*Exercise aim:*
State how many lines in the listing below include the word "orientation". Give nothing but the number.

Part of a data file
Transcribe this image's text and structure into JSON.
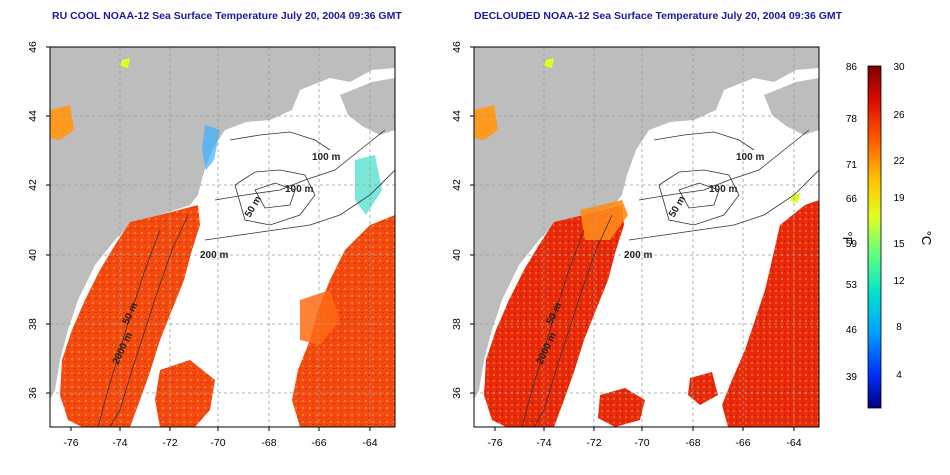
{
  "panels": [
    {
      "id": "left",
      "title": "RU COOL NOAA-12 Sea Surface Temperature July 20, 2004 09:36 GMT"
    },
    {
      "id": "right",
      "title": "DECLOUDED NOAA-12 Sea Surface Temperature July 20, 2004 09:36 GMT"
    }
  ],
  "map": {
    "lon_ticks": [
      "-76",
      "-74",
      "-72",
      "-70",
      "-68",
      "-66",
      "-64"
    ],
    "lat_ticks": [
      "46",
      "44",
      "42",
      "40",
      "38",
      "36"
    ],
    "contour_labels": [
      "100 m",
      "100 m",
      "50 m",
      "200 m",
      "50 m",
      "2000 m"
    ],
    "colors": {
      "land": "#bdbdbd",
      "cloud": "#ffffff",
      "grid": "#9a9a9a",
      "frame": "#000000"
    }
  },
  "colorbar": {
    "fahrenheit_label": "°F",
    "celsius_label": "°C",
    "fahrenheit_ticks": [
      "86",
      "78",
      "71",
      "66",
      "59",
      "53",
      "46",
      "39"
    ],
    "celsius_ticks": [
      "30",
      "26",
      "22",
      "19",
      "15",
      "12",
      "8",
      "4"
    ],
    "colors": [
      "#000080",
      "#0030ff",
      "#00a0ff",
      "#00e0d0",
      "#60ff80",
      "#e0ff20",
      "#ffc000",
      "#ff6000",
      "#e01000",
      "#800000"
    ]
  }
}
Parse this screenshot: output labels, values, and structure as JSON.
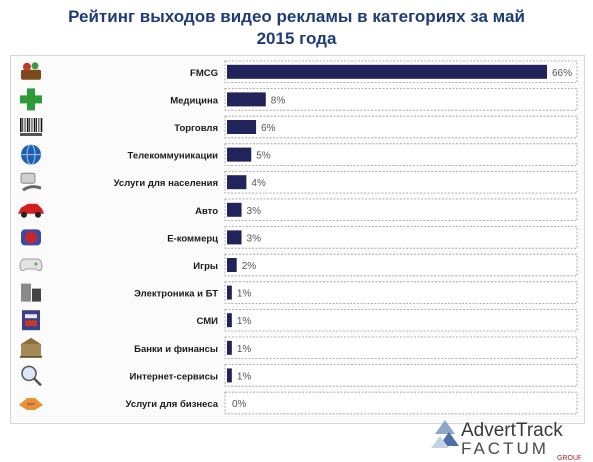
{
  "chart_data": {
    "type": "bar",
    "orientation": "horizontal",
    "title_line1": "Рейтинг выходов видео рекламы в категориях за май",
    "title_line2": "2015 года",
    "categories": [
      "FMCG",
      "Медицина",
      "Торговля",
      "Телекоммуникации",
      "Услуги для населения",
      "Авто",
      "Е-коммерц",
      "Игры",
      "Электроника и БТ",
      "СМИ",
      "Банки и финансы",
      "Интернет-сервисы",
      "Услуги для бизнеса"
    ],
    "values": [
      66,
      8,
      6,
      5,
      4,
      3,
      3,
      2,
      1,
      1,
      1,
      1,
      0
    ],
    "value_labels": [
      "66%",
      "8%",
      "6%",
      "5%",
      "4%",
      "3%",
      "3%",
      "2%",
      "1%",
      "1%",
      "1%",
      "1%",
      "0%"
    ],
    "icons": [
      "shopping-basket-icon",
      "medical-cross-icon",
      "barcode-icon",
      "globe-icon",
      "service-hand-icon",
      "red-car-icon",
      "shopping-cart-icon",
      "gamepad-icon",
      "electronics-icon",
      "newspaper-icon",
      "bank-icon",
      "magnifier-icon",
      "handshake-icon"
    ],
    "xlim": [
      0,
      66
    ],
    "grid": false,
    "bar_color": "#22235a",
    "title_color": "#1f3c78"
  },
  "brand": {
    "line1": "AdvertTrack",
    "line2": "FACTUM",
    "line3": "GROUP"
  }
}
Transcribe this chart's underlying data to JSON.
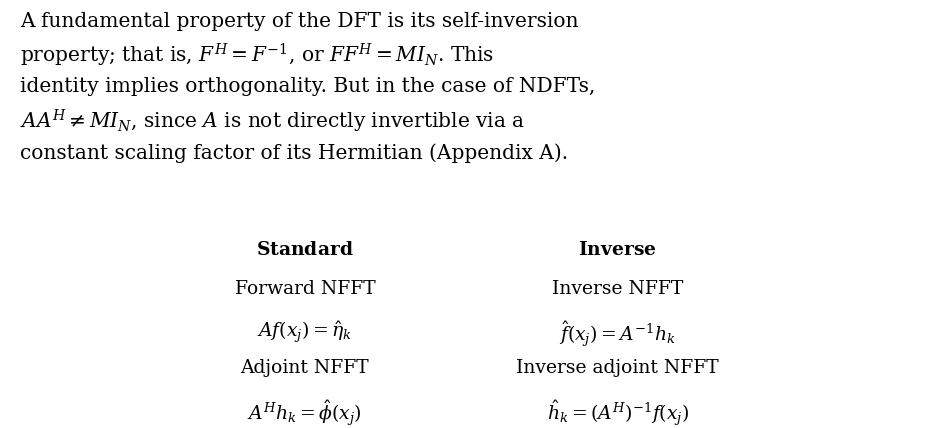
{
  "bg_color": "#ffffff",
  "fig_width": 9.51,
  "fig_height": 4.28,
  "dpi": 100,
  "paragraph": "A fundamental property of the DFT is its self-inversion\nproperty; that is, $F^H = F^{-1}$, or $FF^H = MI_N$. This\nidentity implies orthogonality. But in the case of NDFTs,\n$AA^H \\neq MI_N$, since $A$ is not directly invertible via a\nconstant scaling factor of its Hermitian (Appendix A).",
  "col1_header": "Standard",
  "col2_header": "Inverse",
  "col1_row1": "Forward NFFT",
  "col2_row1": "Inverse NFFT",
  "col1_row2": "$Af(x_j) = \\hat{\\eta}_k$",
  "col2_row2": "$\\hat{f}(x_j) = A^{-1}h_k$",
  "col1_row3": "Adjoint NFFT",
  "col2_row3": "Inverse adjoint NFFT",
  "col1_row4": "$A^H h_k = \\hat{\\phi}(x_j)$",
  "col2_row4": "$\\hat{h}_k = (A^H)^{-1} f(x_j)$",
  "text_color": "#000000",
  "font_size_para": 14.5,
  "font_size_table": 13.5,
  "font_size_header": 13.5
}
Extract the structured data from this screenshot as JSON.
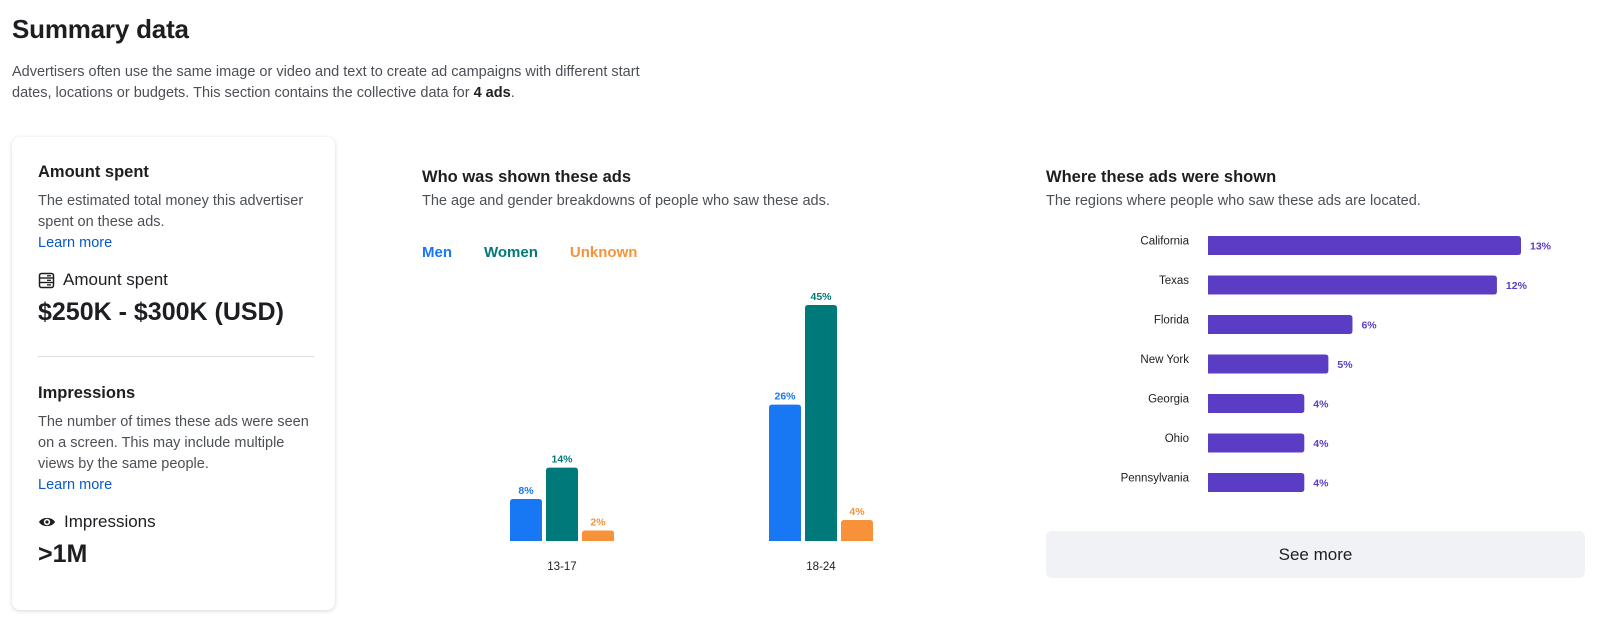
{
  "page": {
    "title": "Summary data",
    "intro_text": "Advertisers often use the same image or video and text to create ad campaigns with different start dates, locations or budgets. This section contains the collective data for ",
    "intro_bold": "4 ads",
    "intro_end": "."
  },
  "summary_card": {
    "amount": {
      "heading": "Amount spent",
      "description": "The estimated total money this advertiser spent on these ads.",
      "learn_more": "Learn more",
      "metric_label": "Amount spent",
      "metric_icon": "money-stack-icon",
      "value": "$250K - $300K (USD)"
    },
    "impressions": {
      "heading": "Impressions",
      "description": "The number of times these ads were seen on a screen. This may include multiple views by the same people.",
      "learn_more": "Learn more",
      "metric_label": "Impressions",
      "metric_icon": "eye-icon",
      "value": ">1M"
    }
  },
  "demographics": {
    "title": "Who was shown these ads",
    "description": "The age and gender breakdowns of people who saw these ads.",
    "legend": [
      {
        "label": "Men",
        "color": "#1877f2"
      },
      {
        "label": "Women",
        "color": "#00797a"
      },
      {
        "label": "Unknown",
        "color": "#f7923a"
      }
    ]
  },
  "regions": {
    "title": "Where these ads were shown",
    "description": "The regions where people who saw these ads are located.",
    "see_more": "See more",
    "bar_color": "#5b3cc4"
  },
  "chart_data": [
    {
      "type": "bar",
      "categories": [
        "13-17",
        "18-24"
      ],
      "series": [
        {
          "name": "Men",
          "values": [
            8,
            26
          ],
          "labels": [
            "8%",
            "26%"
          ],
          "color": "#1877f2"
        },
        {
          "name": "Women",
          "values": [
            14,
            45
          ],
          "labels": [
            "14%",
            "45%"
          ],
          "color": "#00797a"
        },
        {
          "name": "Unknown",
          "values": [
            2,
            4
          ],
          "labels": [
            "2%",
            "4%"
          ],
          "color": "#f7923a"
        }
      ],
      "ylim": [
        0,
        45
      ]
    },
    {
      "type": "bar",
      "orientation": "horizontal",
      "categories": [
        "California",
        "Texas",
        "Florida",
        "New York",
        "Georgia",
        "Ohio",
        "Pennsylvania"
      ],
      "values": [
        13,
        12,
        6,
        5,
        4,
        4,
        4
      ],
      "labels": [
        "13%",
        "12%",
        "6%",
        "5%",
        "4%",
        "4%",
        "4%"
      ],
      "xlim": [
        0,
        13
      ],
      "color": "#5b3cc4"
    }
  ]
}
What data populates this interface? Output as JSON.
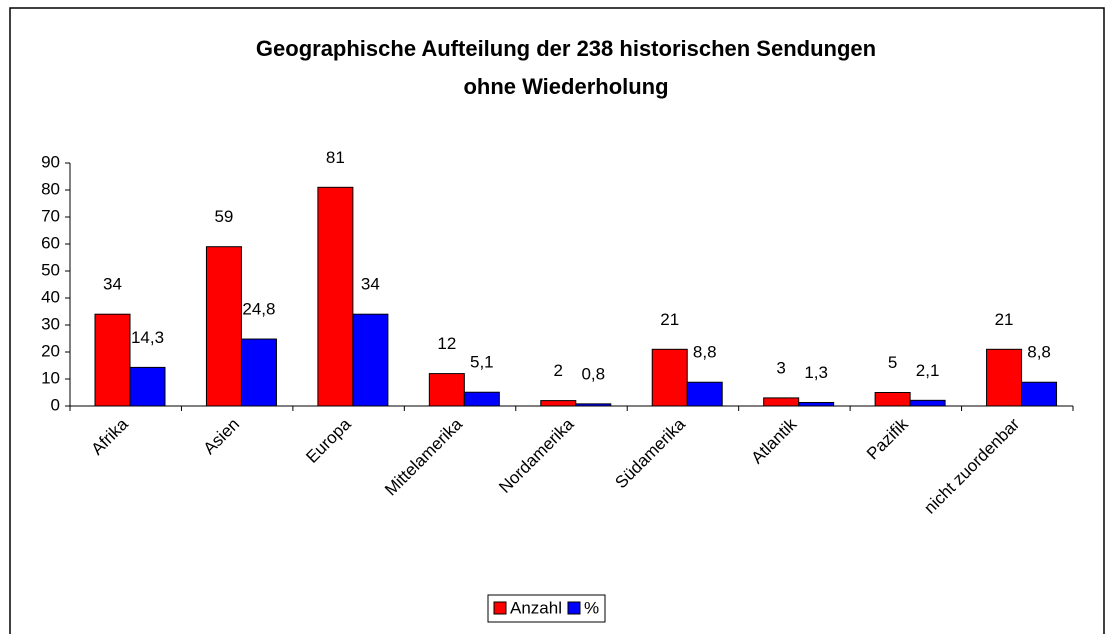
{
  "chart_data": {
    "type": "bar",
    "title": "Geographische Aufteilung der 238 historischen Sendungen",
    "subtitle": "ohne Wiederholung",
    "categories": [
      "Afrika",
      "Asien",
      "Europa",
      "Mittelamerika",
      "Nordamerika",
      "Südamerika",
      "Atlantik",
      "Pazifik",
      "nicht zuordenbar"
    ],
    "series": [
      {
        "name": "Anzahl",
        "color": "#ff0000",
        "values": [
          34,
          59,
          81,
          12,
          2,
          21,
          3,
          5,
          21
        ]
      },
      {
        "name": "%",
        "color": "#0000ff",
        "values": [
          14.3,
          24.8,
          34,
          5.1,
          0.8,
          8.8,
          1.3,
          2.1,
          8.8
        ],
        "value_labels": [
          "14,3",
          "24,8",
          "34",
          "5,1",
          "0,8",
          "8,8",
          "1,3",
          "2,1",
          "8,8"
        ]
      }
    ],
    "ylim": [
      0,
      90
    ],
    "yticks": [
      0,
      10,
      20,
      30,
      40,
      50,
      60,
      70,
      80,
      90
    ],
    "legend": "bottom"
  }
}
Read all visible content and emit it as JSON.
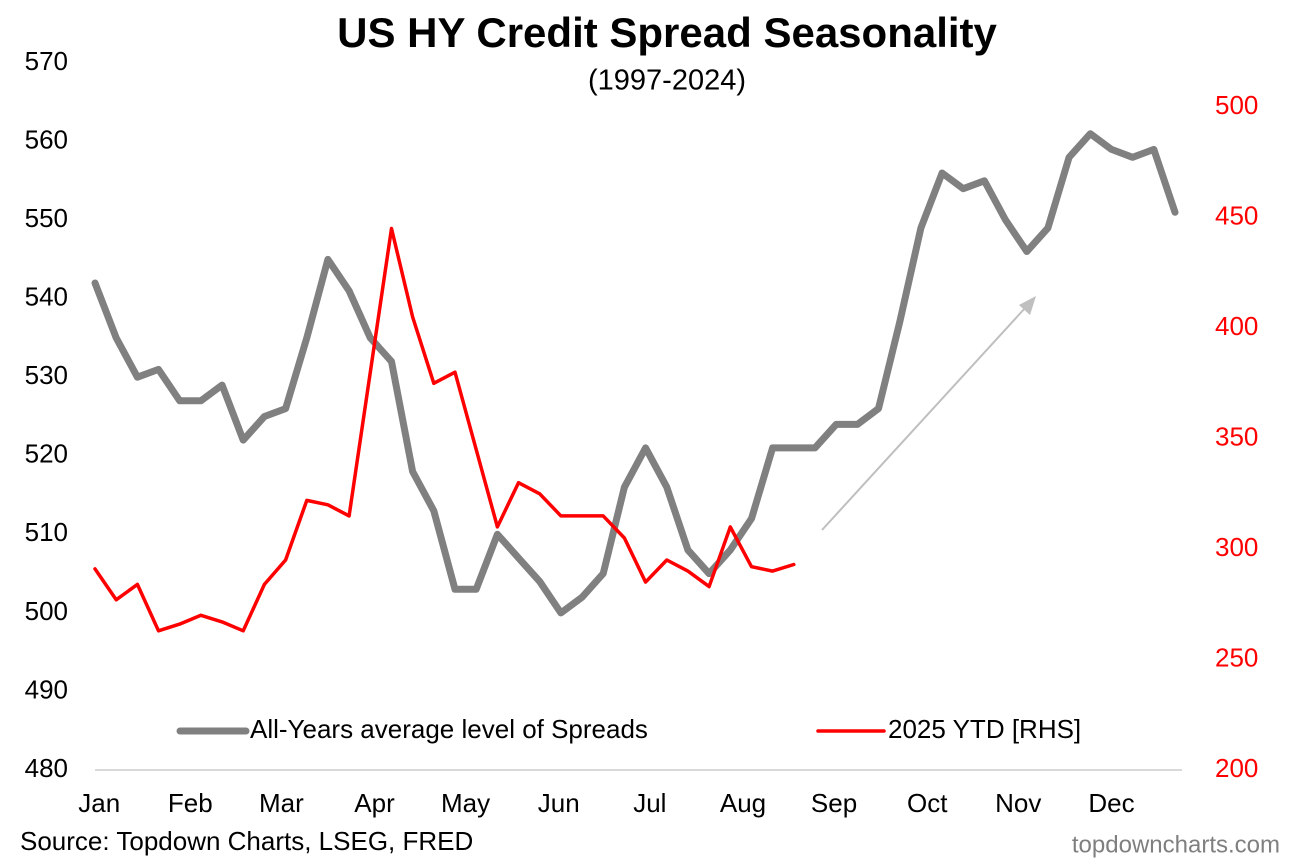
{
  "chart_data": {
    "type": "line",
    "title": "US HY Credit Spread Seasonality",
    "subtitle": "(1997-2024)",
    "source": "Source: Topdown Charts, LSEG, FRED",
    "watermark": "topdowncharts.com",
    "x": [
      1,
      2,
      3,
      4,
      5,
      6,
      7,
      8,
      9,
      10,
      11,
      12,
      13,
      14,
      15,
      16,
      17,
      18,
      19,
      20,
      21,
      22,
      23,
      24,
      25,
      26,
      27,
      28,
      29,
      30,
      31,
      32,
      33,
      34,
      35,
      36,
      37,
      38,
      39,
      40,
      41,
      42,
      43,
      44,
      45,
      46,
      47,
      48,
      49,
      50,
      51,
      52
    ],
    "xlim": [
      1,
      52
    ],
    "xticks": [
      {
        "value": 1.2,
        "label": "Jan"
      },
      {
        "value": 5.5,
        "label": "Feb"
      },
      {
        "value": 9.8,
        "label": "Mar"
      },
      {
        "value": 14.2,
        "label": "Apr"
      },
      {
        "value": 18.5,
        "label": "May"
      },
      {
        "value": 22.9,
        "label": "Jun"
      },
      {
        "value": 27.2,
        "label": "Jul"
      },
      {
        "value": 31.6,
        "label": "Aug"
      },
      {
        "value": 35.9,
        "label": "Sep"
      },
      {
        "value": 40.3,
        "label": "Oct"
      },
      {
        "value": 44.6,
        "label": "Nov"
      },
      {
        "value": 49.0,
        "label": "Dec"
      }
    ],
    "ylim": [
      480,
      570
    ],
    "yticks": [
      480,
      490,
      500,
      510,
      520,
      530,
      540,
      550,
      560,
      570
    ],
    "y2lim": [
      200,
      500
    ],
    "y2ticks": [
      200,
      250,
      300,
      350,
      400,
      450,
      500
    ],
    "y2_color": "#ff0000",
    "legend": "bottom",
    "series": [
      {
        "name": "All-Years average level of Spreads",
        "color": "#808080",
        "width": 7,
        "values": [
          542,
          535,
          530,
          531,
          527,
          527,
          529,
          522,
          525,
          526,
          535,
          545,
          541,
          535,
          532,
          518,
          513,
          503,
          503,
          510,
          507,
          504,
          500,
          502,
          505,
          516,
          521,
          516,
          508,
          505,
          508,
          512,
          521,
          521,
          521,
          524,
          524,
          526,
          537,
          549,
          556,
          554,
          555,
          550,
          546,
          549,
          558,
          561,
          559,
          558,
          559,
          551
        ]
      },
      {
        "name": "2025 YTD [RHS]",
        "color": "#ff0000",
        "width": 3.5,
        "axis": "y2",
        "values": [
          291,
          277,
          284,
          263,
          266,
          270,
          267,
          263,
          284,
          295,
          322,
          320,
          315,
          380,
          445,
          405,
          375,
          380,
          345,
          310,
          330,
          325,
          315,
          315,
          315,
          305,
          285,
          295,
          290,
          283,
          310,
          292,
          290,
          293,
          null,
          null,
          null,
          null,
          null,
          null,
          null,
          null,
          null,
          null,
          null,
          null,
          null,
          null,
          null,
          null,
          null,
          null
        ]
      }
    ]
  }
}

*Full answer:*
2